**Stated task 1**
In the thread below about Texas Hold'em, list every poker game that the first post says was played before the writer learned about Hold'em.

When/why did Texas Hold'em become synonymous with poker?

Back when I was a kid we would play 5 card draw for pebbles and then eventually graduated to 7-card stud, and then all sorts of other variations, baseball, criss-cross, lowball etc. But it wasn’t I was in my mid 20’s in the 90’s that I learned about Hold’m. Now hold’em is all there is. If you are looking for a poker computer game, you have to struggle to find anything but hold’em with an occasional instance of Omaha (Hold’em second cousin). Now if you say you play poker people assume you mean Hold’em and may even be surprised to learn that there are other versions.

When did this happen? Was it always around but I just never heard of it, or was there at some point a Hold’em revolution. If the latter what was it that started it. Also as an aside can anyone recommend a good play vs computer poker game that out there that has variants other than Hold’em and Omaha?

Probably because that’s what they were playing on Celebrity Poker Showdown, United States Poker Championship, World Series of Poker and I assume plenty of others.
I’m willing to bet the vast majority of non-poker players and probably most of the people that randomly play poker with their friends once every few years had never heard of Texas Hold’em until those shows, specifically the ones with celebrities, got really popular in the early 2000’s.

I think the primary blame falls on Rounders and The World Series of Poker. Texas Hold ‘Em and other community card games have more appeal to viewers because there is competition over the community cards versus various forms of stud or draw where each player has their own pool of hole and/or face up cards, the rules are fairly straightforward, and the betting strategy in such a game is particularly prone to reversals of fortune. I made some friends watch The Cincinnati Kid after hearing them rave about Rounders, and while the former is arguably a better movie (nothing wrong with Rounders but Matt Damon is not Steve McQueen and John Malkovich should stick to comedies when attempting an accent) I have to admit that the poker scenes in the latter are much more engaging by the nature of the game.

Stranger

I also blame late 1990s TV coverage of the World Series of Poker and other TV tournaments.

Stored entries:
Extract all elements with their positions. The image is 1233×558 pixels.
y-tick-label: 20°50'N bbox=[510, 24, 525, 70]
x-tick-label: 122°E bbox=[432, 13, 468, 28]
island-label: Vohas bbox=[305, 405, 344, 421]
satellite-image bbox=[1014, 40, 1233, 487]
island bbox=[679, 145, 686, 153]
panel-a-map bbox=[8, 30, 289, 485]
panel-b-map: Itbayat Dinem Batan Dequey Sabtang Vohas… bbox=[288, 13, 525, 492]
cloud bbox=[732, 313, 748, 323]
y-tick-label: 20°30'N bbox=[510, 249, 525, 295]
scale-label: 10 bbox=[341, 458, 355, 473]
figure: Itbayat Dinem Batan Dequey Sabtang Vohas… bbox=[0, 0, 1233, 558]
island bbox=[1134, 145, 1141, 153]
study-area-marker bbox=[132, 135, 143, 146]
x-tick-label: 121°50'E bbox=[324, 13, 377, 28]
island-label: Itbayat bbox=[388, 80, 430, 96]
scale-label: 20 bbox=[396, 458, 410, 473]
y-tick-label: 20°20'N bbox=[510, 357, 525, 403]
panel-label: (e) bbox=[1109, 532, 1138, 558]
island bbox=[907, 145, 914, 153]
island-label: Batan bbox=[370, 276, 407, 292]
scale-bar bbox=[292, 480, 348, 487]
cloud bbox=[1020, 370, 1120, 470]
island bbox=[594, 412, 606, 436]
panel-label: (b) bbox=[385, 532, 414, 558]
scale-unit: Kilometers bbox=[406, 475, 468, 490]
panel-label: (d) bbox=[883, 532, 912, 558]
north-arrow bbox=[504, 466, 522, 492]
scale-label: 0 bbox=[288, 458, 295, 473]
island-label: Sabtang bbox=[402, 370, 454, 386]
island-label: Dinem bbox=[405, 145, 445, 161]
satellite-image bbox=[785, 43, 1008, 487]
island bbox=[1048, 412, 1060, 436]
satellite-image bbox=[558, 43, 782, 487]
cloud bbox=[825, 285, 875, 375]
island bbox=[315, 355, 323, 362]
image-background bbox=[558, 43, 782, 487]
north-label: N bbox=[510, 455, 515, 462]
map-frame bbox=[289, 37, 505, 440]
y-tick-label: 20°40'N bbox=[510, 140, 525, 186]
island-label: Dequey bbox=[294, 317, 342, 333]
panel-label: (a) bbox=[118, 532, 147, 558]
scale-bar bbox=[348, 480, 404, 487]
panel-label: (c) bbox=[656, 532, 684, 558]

**Stated task 2**
Format the stretch of stored entries from the start through the line containing "y-tick-label: 20°30'N bbox=[510, 249, 525, 295]" as a Markdown table with the columns Number and Entry line, leaving out any blank lines.

**Result 1**
- 5 card draw
- 7-card stud
- baseball
- criss-cross
- lowball

**Result 2**
| Number | Entry line |
|---|---|
| 1 | Extract all elements with their positions. The image is 1233×558 pixels. |
| 2 | y-tick-label: 20°50'N bbox=[510, 24, 525, 70] |
| 3 | x-tick-label: 122°E bbox=[432, 13, 468, 28] |
| 4 | island-label: Vohas bbox=[305, 405, 344, 421] |
| 5 | satellite-image bbox=[1014, 40, 1233, 487] |
| 6 | island bbox=[679, 145, 686, 153] |
| 7 | panel-a-map bbox=[8, 30, 289, 485] |
| 8 | panel-b-map: Itbayat Dinem Batan Dequey Sabtang Vohas… bbox=[288, 13, 525, 492] |
| 9 | cloud bbox=[732, 313, 748, 323] |
| 10 | y-tick-label: 20°30'N bbox=[510, 249, 525, 295] |